Exercise text START
The STEPS-EA trial was initially projected to conclude by the end of 2022; however, only 9% of the required patients had been recruited by that time. Also in this case, the COVID-19 pandemic contributed to significant delays, compounded by longer-than-expected approval processes from regulatory authorities. Furthermore, the number of eligible patients was lower than initially anticipated. Resorting to patient registry data can improve the accuracy of estimating the number of eligible trial participants.

Investigators should avoid setting overly optimistic timelines for trial processes, as these can be challenging to achieve in practice. Potential setbacks should be accounted for in the trial timeline, with additional time and funding allocated to accommodate these contingencies.

Preparing for Protocol Amendments

Protocol amendments are common in multicenter clinical trials. Therefore, it is essential to actively track potential amendments throughout the study period. Possible amendments include changes in the study team, a prolonged study duration, and modifications to the inclusion or exclusion criteria based on evolving insights, to better align with the study objectives and target population. Additionally, new sites joining the trial may need to draft their own protocol amendment to comply with the requirements of their national authorities.

In 2023, the fourth amendment of the MUC-FIRE study protocol was circulated among all centers and ethics committees, resulting in substantial administrative workload and added costs.

As previously mentioned, the number of eligible patients for the STEPS-EA trial was lower than initially expected. To meet the inclusion criteria, patients must be at least three months old and require a third esophageal dilatation. However, in several cases, the third dilatation occurred before reaching the patient's age of 3 months, meaning the patient was no longer eligible for the study. For this reason, an amendment to the protocol was written in 2024 stating that patients are also eligible when in need of a fourth dilatation and above the age of 3 months. This amendment has increased patient eligibility while maintaining the trial's primary objective of preventing refractory stenosis.

Maintaining flexibility throughout the trials and anticipating potential amendments—and associated costs—from the study's early stages is strongly recommended.

Strategies for Effective Collaboration and Trial Management in Multicenter Randomized Controlled Trials

Taking Advantage of Well-Established Scientific Networks for Collaboration

Establishing collaborations with academic centers that have relevant expertise is crucial. Both the MUC-FIRE and STEPS-EA trials have benefited from endorsement by the ERNICA network, where many centers are familiar with conducting clinical trials. Additionally, presenting the trials at international conferences has been highly effective in fostering collaborations.

Conect4Children (c4c), a large European collaborative network that aims to support the development of new therapies for the pediatric population, provides comprehensive pan-European services for new pediatric research initiatives.[19] Unfortunately, neither the MUC-FIRE nor the STEPS-EA trial could make use of these services, since c4c was still being developed when the trials were set up.

The European Clinical Research Infrastructure Network (ECRIN) may also prove useful when designing and preparing a clinical trial. ECRIN is a non-profit organization that aims to facilitate multinational clinical research. They do so by providing advice and services for the set-up and management of clinical studies in Europe, including legal and regulatory support.[20]

Reviewing Standard-of-Care Protocols from Potential Collaborators

Standard-of-care protocols may vary between centers, potentially interfering with patient eligibility for the trial. It is recommended that potential differences between participating centers (e.g., standard of care, patient eligibility, structure of the IRB, and legislation) be checked before starting the administrative process of adding them to the trial. This may save a considerable amount of time and costs if it is discovered that patient recruitment might be limited.
Exercise text END
Recorded information START
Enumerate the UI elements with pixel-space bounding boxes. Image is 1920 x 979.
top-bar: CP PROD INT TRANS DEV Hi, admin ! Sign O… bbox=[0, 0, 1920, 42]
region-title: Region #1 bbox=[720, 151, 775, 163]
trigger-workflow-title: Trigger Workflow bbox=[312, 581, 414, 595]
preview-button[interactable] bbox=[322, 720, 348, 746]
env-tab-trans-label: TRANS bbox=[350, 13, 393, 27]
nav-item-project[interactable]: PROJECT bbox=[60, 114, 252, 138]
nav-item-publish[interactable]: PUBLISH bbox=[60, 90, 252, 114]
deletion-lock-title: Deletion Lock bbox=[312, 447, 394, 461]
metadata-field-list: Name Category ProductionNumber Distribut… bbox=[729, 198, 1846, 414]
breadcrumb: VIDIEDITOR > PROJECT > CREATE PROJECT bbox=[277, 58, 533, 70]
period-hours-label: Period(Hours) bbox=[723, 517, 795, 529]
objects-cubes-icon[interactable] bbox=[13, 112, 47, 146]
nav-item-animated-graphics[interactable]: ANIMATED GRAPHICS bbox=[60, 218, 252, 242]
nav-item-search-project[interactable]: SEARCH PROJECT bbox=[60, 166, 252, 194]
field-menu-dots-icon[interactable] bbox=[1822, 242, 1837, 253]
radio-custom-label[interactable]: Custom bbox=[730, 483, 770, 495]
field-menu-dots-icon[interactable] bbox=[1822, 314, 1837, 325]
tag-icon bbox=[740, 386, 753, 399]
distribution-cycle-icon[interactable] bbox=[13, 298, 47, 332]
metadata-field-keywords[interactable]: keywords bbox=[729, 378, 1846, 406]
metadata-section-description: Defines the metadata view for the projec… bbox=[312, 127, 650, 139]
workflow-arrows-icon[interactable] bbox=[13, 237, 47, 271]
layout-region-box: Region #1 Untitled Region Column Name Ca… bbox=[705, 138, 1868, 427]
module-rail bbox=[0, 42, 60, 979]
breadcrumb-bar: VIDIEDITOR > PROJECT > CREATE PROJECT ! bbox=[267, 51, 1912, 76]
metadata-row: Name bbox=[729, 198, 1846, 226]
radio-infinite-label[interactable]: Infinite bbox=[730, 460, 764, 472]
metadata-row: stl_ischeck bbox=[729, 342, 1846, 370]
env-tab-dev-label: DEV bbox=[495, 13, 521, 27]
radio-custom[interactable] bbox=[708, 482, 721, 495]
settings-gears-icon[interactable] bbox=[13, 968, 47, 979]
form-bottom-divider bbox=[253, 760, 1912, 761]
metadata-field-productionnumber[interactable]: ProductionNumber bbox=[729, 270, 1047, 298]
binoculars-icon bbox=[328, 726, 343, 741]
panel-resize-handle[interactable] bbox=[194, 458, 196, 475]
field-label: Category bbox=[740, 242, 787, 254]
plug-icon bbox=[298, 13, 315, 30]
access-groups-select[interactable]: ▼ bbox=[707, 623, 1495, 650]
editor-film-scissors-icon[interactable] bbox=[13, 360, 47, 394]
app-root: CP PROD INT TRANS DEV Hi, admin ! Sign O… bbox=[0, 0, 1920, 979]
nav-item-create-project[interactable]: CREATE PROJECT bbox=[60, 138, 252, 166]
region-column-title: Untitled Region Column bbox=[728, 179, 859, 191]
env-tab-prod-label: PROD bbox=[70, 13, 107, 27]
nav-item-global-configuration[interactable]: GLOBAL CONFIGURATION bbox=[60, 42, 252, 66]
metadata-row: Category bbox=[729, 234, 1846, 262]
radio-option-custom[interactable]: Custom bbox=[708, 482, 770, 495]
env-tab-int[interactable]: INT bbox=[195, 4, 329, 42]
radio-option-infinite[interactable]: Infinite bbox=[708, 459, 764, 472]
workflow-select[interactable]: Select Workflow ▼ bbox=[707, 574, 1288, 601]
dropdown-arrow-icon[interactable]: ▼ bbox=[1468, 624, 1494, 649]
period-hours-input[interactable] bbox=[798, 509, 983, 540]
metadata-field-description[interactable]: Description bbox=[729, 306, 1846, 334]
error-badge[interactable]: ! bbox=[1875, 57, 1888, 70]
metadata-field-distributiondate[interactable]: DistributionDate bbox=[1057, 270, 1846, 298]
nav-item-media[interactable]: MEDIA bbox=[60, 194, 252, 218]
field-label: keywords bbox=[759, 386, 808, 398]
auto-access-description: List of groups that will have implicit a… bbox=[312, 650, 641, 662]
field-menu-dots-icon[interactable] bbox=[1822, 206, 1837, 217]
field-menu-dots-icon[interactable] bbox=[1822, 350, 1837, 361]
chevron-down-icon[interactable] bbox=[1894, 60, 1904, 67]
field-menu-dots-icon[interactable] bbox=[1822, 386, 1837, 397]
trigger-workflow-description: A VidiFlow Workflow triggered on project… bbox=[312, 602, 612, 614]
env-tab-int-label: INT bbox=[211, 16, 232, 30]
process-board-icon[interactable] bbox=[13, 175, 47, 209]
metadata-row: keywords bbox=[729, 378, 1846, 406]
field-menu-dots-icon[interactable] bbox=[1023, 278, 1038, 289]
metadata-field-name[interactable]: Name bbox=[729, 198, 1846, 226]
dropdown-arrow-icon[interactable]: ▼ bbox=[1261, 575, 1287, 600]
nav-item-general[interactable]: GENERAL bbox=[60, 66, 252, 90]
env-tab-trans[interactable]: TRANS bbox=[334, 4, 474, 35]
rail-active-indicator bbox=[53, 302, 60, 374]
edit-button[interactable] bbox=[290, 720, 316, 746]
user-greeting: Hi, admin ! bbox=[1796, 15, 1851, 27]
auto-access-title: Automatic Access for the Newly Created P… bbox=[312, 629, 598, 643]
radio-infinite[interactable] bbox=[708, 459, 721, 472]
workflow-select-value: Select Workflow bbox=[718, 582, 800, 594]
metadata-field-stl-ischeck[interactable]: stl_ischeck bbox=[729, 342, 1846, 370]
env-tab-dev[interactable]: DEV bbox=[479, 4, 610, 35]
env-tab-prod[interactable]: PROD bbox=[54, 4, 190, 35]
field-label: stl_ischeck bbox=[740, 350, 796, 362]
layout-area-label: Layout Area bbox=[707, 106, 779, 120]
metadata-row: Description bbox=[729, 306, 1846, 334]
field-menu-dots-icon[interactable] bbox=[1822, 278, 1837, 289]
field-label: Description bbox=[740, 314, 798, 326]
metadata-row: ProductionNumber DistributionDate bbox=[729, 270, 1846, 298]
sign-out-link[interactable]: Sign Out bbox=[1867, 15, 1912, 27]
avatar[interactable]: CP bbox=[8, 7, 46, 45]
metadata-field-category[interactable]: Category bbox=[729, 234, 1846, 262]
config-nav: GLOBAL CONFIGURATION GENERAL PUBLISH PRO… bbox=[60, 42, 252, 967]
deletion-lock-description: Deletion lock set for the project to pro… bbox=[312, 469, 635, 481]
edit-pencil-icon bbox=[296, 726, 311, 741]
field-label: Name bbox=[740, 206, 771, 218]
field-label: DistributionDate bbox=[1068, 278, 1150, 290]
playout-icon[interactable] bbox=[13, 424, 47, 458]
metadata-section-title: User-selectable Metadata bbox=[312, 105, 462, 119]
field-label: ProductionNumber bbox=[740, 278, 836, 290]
Recorded information END
■ Assignment A:
Quote the clinical trials passage word for word, beginning at the words "Reviewing Standard-of-Care Protocols" and stopping after "might be limited.".
■ Assignment B:
The clinical trials passage names, in parentheses, the differences between participating centers that should be checked before adding them to a trial. List these differences.

■ Exercise result A:
Reviewing Standard-of-Care Protocols from Potential Collaborators

Standard-of-care protocols may vary between centers, potentially interfering with patient eligibility for the trial. It is recommended that potential differences between participating centers (e.g., standard of care, patient eligibility, structure of the IRB, and legislation) be checked before starting the administrative process of adding them to the trial. This may save a considerable amount of time and costs if it is discovered that patient recruitment might be limited.

■ Exercise result B:
- standard of care
- patient eligibility
- structure of the IRB
- legislation